• Aim of the task
Wherever a line holds the word "this", copy that line out.
[start Stored rows]
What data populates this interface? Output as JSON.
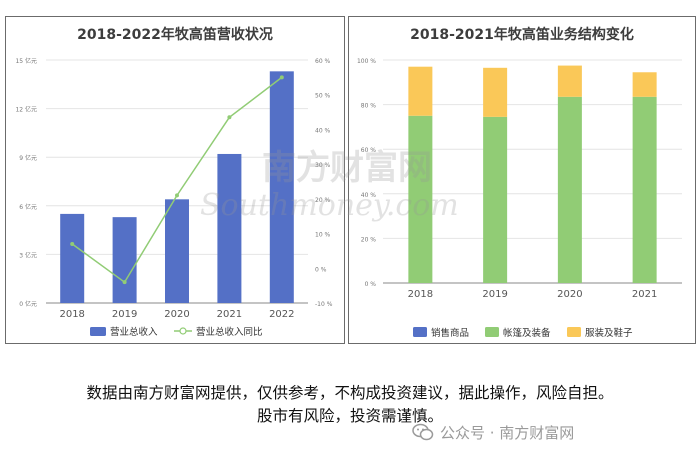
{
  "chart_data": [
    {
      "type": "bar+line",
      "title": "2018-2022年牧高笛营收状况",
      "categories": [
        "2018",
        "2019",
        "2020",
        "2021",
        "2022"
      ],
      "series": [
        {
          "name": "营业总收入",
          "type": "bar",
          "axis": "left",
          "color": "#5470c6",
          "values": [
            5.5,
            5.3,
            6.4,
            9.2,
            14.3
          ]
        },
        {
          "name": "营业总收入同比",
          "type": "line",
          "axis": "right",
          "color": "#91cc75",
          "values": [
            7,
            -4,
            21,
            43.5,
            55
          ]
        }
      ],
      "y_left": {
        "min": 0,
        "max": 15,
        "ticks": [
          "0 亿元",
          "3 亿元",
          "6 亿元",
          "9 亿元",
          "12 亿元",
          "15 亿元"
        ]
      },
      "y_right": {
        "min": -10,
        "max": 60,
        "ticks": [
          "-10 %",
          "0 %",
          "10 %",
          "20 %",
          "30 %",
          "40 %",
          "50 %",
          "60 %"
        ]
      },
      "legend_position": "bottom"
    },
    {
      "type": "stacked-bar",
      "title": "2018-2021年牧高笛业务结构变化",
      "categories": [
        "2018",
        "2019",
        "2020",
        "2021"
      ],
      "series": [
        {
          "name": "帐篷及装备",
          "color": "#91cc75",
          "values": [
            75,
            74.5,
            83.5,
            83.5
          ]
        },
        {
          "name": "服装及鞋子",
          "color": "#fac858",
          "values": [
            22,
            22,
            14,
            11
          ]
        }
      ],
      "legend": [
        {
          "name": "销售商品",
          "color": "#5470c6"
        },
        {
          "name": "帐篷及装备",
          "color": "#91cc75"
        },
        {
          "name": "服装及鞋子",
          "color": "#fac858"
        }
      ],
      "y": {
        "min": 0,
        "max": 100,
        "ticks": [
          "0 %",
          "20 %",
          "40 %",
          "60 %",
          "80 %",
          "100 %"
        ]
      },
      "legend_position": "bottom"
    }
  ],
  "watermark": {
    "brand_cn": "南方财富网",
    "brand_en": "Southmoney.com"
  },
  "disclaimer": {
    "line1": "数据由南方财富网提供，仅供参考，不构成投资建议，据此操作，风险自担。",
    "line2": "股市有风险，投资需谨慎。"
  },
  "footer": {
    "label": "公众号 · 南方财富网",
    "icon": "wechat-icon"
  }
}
[end Stored rows]
[start Stored rows]
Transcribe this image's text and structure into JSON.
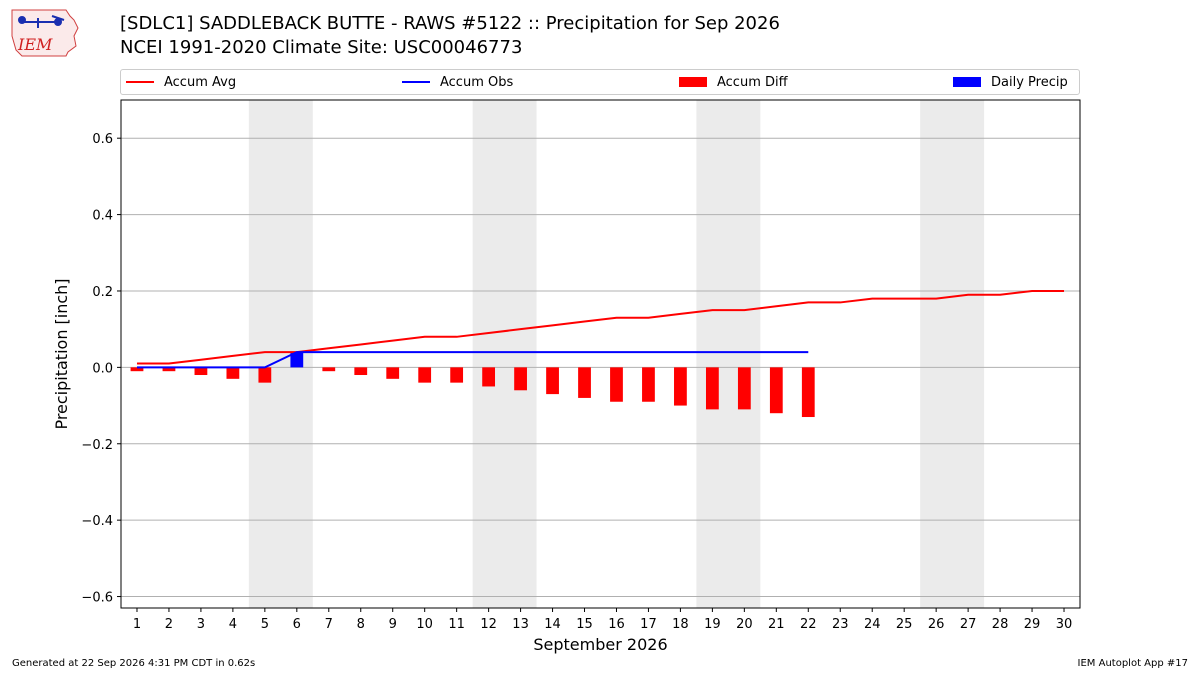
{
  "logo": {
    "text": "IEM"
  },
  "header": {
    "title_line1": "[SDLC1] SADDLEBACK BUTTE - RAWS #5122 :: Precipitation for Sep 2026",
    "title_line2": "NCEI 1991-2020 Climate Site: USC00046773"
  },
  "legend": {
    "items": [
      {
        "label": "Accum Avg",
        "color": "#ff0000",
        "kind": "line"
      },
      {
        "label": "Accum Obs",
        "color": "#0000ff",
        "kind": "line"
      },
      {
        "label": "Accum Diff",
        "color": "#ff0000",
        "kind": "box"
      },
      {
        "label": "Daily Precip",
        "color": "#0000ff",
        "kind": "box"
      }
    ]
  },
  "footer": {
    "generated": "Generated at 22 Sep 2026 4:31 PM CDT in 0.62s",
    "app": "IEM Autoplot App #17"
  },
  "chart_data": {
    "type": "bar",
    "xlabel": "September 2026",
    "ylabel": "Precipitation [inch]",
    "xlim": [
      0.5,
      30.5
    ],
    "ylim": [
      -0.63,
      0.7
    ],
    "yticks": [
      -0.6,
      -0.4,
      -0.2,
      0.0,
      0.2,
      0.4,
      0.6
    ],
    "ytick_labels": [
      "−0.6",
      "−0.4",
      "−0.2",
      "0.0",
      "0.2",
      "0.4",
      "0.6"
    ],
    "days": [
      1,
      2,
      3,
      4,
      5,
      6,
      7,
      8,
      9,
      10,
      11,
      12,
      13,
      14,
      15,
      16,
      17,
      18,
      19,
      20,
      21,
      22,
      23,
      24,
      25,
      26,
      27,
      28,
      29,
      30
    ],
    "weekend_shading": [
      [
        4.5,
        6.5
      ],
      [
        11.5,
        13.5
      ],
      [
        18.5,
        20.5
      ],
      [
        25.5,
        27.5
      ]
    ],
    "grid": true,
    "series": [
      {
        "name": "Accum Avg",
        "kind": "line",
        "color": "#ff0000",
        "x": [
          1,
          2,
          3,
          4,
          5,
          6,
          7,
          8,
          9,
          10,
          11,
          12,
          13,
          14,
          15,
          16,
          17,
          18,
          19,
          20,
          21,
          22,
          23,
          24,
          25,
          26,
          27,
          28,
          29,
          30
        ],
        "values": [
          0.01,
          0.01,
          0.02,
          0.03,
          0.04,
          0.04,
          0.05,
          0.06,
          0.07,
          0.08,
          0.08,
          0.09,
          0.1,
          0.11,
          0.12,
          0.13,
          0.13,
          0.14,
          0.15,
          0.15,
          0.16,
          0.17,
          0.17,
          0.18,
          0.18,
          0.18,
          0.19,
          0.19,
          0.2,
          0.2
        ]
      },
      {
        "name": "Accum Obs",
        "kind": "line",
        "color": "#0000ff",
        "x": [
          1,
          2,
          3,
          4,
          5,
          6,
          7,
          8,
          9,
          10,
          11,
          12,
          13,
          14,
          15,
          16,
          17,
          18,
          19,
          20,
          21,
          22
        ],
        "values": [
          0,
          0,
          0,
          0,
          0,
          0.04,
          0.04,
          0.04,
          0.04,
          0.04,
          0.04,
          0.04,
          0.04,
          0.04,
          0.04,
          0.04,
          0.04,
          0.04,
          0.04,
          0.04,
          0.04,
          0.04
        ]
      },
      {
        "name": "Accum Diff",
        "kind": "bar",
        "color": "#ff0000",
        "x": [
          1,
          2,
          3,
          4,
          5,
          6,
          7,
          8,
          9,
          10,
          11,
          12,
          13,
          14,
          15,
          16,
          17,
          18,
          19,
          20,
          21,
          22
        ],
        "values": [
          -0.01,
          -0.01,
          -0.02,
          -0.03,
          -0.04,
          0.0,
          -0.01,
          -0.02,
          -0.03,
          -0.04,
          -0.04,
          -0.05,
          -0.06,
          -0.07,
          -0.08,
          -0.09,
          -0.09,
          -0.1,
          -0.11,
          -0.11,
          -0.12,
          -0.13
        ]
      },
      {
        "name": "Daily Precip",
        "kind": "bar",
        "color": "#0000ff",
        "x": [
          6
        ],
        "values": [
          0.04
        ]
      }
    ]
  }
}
[end Stored rows]
• Completed task
What data populates this interface? Output as JSON.
Transcribe this image's text and structure into JSON.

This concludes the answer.